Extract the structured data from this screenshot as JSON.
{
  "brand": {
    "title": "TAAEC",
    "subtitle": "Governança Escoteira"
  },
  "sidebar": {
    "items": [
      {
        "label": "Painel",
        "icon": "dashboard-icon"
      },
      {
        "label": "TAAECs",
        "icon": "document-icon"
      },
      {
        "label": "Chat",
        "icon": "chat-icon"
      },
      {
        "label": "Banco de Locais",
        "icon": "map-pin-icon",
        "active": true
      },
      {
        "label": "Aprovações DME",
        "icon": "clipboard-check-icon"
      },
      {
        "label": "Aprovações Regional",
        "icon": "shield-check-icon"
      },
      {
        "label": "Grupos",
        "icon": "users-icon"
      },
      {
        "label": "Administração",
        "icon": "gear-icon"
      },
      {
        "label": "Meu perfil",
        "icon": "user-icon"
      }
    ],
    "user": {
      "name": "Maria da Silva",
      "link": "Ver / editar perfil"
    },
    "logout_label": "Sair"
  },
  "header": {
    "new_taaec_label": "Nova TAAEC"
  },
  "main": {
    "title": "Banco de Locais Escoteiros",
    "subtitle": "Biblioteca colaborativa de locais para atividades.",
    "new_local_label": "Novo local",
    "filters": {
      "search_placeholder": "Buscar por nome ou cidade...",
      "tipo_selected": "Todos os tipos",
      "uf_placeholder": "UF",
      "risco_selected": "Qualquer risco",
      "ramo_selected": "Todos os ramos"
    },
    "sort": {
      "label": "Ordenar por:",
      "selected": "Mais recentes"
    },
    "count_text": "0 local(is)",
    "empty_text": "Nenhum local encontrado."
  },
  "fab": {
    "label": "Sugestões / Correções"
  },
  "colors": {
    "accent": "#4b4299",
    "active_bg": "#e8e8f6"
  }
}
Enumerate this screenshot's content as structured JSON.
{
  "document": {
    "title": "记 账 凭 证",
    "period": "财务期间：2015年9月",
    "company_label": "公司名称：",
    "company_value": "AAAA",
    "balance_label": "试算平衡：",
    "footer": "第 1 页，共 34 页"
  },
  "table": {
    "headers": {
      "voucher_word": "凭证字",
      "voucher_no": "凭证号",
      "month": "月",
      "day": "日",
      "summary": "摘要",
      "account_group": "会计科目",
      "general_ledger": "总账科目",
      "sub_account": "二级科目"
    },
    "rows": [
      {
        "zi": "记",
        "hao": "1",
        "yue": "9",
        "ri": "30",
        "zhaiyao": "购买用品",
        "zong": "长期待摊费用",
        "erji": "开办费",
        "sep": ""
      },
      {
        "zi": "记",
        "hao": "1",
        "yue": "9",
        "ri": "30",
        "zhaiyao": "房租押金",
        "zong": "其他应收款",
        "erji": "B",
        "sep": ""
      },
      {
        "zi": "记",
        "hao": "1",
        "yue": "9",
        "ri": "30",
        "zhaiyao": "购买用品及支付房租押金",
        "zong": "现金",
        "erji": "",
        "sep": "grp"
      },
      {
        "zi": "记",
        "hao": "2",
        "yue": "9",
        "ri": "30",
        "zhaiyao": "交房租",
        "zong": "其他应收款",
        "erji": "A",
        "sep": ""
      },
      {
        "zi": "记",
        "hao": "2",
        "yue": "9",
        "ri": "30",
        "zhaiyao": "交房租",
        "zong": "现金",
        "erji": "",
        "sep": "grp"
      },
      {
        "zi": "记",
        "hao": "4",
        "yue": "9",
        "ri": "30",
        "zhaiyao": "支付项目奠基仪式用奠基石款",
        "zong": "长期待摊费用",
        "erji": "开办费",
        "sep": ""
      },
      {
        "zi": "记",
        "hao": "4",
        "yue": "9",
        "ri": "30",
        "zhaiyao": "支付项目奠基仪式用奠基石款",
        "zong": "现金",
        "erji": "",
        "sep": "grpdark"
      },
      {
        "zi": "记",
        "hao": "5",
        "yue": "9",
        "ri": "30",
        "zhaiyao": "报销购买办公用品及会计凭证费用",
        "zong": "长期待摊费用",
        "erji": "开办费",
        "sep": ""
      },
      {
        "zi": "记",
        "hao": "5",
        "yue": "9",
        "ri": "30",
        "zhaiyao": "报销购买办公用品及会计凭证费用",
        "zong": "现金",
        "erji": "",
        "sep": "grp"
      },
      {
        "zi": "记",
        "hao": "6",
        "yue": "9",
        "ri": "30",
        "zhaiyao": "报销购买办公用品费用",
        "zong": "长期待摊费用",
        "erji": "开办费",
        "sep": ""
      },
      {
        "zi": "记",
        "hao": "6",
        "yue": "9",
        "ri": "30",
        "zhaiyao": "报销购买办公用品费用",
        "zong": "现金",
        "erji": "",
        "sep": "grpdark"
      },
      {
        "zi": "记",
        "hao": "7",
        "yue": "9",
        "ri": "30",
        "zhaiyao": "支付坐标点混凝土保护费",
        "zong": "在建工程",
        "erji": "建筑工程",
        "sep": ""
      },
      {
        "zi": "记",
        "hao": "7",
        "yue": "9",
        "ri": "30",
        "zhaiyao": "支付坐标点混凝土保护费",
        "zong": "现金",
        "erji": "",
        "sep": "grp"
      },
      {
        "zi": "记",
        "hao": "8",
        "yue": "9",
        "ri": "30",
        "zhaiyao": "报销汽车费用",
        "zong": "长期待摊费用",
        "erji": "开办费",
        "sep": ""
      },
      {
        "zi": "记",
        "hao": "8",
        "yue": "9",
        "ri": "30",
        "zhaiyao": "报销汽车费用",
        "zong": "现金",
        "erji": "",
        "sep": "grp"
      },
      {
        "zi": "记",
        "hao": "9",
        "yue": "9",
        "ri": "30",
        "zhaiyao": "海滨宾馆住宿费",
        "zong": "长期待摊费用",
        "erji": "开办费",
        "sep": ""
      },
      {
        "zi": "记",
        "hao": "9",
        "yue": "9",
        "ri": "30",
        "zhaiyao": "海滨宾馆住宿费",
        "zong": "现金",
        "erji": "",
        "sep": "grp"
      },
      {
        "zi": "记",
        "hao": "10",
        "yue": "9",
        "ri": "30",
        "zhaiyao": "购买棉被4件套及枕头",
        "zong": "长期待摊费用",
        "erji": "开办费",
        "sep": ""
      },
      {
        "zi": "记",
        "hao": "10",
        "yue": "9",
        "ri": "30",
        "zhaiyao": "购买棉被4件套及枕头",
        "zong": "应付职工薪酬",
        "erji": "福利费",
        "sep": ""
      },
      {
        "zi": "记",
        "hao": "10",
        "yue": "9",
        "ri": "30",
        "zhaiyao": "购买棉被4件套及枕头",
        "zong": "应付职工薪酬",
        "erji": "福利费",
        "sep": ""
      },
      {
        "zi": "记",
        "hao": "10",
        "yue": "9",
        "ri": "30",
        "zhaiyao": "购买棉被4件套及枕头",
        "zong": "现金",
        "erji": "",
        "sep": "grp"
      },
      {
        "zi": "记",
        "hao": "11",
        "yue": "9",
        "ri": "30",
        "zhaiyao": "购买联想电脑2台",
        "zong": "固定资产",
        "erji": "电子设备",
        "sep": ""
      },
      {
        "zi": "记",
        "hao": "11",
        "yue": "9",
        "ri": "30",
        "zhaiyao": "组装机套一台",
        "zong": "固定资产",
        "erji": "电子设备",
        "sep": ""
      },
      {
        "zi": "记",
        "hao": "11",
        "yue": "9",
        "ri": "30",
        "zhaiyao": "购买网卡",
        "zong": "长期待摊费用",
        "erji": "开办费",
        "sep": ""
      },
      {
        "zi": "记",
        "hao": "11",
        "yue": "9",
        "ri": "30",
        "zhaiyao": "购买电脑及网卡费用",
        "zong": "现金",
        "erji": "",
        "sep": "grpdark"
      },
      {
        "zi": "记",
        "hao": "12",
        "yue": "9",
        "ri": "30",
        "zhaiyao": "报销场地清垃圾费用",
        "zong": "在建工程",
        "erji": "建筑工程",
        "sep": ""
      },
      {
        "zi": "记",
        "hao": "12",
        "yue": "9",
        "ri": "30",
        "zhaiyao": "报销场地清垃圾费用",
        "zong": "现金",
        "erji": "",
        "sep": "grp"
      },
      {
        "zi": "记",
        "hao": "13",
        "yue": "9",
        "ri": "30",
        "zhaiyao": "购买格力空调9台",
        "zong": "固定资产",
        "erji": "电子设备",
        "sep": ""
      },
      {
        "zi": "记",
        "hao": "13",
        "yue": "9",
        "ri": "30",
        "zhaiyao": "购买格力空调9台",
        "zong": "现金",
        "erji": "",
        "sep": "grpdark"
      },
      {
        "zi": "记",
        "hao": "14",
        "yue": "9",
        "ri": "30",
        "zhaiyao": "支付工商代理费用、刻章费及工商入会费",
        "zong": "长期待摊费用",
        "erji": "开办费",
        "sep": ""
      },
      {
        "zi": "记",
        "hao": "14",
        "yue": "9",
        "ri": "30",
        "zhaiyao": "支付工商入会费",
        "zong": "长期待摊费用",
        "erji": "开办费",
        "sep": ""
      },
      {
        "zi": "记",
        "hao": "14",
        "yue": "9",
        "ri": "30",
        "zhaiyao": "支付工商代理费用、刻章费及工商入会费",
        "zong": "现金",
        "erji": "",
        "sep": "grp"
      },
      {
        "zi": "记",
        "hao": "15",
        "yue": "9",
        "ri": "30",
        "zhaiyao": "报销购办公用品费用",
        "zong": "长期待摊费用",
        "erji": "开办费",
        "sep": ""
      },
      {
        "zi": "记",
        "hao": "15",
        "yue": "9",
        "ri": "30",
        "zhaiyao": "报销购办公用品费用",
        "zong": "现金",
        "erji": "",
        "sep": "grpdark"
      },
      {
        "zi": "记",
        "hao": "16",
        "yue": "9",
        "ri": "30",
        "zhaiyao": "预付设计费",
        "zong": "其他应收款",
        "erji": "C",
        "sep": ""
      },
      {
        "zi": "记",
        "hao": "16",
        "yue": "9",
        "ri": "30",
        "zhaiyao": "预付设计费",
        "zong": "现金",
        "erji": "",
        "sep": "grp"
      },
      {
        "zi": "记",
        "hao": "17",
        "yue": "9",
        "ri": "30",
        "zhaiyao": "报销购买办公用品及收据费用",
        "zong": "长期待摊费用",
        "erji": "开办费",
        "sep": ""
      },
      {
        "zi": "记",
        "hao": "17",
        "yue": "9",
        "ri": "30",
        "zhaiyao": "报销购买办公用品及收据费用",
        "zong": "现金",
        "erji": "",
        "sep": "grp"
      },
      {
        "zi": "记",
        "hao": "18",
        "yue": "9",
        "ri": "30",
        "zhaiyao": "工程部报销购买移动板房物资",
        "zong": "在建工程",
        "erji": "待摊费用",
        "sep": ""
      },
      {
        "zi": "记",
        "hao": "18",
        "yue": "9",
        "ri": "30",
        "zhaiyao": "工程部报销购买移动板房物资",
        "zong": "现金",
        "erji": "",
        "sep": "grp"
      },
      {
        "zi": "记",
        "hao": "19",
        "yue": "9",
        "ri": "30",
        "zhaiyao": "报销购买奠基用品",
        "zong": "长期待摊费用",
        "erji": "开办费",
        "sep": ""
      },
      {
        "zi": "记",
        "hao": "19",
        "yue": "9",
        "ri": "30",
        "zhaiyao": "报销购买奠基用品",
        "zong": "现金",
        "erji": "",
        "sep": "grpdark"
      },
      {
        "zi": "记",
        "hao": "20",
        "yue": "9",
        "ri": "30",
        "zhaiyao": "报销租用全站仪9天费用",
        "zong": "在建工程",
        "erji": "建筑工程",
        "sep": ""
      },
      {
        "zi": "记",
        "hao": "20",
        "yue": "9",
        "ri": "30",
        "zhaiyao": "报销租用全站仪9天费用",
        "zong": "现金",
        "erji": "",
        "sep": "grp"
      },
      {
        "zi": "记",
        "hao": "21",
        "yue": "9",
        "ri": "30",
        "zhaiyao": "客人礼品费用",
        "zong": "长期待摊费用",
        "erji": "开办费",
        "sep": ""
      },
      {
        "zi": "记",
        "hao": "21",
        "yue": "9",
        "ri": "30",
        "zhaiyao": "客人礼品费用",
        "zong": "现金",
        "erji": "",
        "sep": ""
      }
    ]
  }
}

[Your goal]: Only a number is wanted: how many lines of the material above hold "icon"?

[Output below]: 9